Given problem =>
Where a line of the listing below includes the word "status", reproduce that line.

Records shown =>
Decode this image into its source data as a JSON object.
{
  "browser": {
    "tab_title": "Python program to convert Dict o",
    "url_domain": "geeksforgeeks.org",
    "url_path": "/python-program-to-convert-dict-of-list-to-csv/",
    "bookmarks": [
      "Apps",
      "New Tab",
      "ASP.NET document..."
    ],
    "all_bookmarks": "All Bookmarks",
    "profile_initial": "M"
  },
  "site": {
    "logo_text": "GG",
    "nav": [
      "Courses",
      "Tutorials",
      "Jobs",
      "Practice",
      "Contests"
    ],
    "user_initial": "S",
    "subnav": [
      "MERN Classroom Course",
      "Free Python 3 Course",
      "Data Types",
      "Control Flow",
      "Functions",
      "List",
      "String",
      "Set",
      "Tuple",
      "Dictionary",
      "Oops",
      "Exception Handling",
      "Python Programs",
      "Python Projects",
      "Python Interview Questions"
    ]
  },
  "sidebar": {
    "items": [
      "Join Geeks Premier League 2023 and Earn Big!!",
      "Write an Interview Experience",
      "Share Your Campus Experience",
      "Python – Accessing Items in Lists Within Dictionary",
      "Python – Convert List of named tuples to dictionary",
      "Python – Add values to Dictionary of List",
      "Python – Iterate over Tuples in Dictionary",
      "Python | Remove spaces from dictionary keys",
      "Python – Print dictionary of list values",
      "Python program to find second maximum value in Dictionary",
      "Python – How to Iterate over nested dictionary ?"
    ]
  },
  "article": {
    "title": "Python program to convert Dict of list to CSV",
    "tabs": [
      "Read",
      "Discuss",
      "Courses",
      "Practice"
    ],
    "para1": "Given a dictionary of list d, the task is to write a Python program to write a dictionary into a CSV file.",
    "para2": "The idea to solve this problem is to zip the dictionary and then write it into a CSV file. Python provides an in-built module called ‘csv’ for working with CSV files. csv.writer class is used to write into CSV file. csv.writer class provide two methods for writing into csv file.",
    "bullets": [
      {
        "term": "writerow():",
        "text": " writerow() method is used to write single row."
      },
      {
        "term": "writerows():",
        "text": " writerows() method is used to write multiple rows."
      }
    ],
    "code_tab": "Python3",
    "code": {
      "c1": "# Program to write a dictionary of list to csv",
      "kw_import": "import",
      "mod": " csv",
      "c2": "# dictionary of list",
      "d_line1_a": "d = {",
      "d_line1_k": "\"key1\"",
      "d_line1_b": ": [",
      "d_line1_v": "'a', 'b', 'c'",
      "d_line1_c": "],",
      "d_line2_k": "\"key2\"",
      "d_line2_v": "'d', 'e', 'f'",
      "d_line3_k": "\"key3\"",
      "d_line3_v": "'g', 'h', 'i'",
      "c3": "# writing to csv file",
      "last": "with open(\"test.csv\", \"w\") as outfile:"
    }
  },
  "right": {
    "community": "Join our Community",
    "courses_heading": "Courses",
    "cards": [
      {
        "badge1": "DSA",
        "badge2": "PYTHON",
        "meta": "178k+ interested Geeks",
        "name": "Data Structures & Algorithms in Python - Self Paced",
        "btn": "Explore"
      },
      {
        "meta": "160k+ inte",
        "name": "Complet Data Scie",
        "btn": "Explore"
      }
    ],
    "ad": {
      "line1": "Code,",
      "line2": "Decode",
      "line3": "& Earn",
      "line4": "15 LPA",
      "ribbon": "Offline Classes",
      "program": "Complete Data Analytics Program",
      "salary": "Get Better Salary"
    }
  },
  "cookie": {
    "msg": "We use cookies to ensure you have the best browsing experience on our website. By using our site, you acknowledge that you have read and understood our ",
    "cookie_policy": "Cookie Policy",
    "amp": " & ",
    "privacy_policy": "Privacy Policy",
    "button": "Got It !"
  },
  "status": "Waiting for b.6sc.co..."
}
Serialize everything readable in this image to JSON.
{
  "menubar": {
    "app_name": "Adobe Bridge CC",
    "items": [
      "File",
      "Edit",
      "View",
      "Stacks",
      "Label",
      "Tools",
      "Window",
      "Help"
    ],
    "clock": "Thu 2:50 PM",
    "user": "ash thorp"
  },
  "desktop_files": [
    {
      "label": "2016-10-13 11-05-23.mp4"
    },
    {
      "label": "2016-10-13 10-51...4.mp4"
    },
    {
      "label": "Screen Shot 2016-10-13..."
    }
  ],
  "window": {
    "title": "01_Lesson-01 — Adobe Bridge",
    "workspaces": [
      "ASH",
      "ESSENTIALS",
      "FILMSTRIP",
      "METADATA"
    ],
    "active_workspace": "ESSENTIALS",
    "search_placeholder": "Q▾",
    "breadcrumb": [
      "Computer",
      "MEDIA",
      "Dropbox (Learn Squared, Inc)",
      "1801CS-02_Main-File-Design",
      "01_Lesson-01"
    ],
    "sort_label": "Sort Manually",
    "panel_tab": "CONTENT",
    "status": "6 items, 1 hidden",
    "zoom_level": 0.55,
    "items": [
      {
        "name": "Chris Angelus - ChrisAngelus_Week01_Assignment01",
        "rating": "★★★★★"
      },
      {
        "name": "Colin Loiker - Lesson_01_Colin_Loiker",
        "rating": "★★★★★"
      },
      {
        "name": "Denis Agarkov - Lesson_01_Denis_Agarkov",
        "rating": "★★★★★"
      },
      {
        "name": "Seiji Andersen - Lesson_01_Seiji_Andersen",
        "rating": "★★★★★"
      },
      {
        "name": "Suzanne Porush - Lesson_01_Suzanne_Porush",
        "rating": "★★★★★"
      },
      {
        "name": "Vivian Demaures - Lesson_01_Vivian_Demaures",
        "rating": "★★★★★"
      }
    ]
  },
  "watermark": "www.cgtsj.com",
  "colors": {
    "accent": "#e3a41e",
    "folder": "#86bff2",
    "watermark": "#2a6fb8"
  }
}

Expected answer =>
  "status": "Waiting for b.6sc.co..."
    "status": "6 items, 1 hidden",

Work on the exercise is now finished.